◆ **Dataset excerpts**
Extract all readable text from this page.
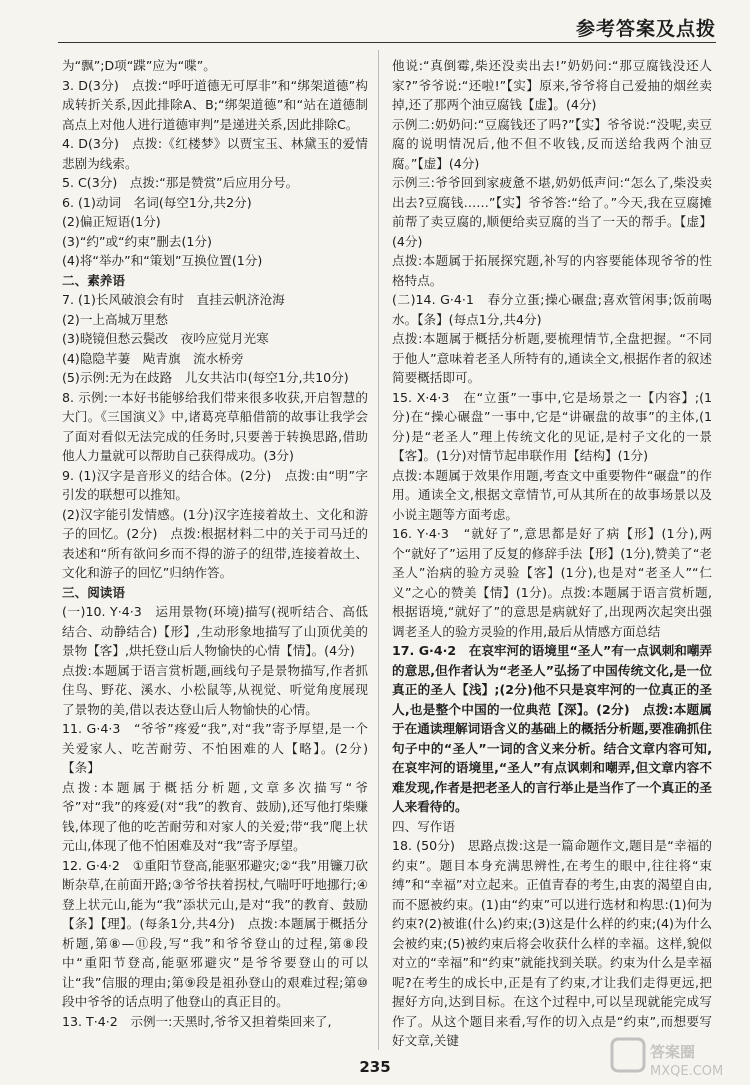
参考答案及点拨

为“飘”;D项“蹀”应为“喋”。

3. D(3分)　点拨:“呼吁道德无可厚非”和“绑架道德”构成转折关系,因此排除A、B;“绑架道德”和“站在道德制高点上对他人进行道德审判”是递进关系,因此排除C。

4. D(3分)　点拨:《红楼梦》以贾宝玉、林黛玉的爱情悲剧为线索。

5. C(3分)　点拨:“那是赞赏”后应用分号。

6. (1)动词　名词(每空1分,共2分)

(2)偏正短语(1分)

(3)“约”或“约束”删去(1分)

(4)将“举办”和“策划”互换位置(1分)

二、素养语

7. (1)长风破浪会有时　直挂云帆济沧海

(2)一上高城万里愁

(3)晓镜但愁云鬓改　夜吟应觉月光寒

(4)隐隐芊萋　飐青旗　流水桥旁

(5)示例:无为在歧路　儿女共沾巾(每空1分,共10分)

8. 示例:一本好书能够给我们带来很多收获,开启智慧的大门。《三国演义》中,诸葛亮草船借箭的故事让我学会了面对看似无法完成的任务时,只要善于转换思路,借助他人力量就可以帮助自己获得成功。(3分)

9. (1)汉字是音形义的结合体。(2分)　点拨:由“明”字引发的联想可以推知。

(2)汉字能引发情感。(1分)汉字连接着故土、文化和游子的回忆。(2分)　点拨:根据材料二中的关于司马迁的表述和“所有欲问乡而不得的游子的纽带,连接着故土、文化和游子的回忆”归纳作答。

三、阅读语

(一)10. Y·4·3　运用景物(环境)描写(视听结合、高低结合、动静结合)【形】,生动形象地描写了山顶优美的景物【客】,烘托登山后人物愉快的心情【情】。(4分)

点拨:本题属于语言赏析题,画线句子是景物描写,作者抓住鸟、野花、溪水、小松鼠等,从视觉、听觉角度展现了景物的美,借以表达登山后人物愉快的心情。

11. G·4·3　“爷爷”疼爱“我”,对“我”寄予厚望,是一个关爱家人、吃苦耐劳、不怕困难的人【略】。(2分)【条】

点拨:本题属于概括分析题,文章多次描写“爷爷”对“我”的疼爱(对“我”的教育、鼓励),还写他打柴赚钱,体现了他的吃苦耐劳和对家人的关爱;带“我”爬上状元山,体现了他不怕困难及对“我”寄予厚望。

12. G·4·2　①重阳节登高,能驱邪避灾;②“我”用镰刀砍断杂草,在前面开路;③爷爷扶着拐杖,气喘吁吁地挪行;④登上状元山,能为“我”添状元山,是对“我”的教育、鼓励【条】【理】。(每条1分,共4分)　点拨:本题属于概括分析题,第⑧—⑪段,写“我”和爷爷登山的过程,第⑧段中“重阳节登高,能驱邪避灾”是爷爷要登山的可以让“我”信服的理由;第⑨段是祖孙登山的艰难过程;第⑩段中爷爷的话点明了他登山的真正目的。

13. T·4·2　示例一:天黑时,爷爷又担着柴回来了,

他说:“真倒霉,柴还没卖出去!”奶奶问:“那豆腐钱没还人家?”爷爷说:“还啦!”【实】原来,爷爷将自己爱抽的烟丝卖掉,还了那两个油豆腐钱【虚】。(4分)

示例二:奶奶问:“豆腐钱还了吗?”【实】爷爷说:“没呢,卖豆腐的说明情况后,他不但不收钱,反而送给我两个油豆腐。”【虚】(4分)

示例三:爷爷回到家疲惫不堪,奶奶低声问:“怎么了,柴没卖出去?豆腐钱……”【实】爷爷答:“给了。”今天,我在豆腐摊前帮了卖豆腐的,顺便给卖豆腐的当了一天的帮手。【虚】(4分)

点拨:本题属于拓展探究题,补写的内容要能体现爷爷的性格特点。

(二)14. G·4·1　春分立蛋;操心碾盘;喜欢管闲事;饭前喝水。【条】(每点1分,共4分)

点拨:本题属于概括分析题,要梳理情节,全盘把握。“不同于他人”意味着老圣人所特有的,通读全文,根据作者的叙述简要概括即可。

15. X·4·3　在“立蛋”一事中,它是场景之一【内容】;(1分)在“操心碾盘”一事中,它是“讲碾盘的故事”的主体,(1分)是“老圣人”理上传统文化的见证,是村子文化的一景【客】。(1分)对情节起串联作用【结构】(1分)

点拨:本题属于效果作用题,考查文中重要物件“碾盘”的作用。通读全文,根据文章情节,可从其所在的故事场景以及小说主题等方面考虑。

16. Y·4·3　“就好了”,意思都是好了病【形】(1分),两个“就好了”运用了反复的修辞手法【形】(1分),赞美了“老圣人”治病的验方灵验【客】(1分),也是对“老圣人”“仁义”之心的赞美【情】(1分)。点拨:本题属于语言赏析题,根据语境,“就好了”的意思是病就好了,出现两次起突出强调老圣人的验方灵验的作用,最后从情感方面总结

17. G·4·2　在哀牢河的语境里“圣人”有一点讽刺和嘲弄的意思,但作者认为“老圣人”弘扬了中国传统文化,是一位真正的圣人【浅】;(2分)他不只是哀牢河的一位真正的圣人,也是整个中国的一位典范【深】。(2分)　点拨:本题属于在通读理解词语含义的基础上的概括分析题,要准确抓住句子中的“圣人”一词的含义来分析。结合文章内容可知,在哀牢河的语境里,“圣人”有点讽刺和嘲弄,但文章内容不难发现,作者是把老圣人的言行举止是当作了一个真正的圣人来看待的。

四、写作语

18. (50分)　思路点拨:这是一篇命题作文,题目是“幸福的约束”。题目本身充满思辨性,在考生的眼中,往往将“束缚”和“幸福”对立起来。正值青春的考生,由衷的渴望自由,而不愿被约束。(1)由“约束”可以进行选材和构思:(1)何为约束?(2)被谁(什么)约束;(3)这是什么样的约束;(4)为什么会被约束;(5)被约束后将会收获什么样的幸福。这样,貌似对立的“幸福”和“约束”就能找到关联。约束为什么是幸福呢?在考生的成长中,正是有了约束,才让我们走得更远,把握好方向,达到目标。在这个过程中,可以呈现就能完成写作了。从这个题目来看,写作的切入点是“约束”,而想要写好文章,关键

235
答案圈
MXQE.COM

...

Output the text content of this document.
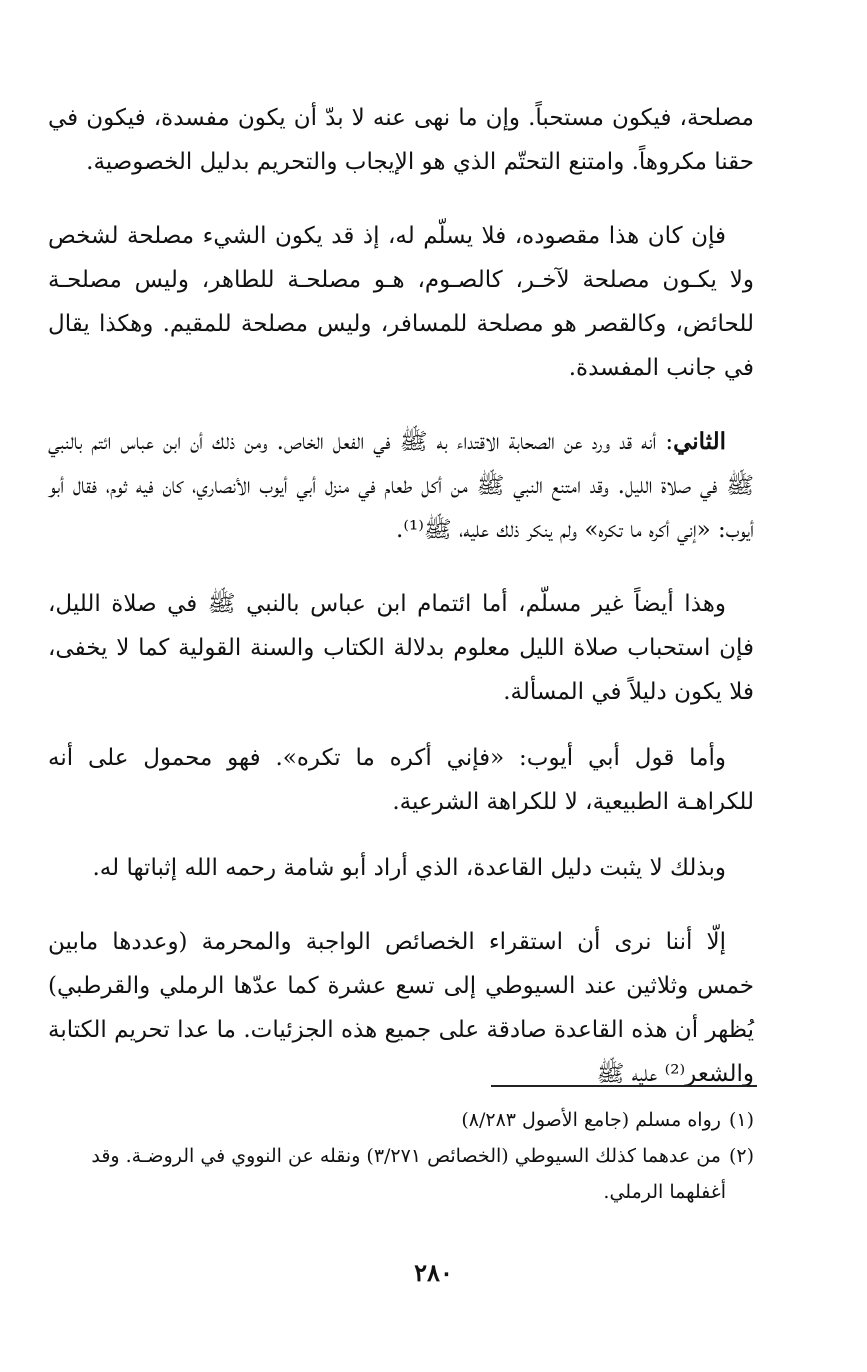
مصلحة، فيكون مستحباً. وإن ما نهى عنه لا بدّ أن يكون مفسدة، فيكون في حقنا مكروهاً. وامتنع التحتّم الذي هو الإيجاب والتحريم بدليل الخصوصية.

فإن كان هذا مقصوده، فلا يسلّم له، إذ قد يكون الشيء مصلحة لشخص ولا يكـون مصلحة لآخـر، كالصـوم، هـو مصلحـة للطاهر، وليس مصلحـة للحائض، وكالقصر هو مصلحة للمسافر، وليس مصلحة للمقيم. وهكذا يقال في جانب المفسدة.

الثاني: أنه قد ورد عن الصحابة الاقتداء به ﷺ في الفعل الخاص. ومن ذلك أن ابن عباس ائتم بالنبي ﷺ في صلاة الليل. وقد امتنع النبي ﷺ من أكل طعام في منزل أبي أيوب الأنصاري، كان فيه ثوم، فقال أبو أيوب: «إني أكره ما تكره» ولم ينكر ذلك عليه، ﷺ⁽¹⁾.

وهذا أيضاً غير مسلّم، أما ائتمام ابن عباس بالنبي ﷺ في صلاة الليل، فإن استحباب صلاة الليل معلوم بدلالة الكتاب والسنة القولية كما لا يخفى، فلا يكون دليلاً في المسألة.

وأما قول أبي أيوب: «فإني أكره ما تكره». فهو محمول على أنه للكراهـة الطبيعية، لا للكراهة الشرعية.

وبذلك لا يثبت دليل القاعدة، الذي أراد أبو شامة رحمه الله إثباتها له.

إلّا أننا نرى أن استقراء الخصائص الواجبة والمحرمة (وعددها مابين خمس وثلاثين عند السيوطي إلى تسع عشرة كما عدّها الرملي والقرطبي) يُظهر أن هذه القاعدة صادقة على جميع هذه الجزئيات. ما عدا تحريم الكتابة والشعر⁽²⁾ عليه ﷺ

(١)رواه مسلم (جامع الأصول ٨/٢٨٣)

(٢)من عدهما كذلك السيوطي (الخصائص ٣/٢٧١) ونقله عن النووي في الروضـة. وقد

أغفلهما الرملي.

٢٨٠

◆ **Written instruction**
Take every line from the data above that holds "تكره" and copy it out.

◆ **Written reply**
الثاني: أنه قد ورد عن الصحابة الاقتداء به ﷺ في الفعل الخاص. ومن ذلك أن ابن عباس ائتم بالنبي ﷺ في صلاة الليل. وقد امتنع النبي ﷺ من أكل طعام في منزل أبي أيوب الأنصاري، كان فيه ثوم، فقال أبو أيوب: «إني أكره ما تكره» ولم ينكر ذلك عليه، ﷺ⁽¹⁾.
وأما قول أبي أيوب: «فإني أكره ما تكره». فهو محمول على أنه للكراهـة الطبيعية، لا للكراهة الشرعية.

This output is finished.